WHAT TO PRODUCE: Find the lines below that contain the string "text". Copy each one.

* Begin STORED ROWS *

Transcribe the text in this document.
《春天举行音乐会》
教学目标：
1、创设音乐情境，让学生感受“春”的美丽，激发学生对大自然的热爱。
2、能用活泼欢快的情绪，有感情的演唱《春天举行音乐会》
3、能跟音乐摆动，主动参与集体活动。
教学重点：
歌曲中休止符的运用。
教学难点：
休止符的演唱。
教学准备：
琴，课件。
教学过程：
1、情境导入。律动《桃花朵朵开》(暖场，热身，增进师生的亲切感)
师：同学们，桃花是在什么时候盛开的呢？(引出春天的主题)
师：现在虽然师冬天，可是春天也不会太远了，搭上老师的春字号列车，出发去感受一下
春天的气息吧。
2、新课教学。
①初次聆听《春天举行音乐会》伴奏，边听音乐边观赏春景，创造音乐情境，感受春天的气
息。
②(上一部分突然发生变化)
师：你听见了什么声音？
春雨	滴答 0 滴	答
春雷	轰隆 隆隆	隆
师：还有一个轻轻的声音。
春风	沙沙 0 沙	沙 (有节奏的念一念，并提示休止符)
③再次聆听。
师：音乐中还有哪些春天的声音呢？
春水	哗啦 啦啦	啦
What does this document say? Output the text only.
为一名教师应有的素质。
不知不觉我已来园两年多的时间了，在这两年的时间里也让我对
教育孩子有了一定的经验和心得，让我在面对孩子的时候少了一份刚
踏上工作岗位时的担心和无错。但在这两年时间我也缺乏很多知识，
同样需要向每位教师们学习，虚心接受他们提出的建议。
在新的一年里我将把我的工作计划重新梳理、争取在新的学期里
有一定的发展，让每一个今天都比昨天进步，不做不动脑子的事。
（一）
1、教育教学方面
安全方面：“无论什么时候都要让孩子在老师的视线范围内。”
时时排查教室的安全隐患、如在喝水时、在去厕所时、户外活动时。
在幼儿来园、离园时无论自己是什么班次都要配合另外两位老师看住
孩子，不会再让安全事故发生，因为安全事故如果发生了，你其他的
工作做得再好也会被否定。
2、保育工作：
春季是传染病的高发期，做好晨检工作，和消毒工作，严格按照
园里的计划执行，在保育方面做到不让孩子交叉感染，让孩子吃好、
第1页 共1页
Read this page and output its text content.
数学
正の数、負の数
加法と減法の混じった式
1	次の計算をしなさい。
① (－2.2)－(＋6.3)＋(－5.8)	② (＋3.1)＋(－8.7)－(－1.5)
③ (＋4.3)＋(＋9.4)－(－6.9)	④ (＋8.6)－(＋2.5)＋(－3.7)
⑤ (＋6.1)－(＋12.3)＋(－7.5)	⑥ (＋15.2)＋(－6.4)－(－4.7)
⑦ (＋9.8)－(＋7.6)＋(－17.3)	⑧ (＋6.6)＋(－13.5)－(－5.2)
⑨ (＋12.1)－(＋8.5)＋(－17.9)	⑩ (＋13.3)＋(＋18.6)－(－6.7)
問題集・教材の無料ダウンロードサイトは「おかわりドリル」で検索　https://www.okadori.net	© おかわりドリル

* End STORED ROWS *

OUTPUT OF THE TASK:
Transcribe the text in this document.
What does this document say? Output the text only.
Read this page and output its text content.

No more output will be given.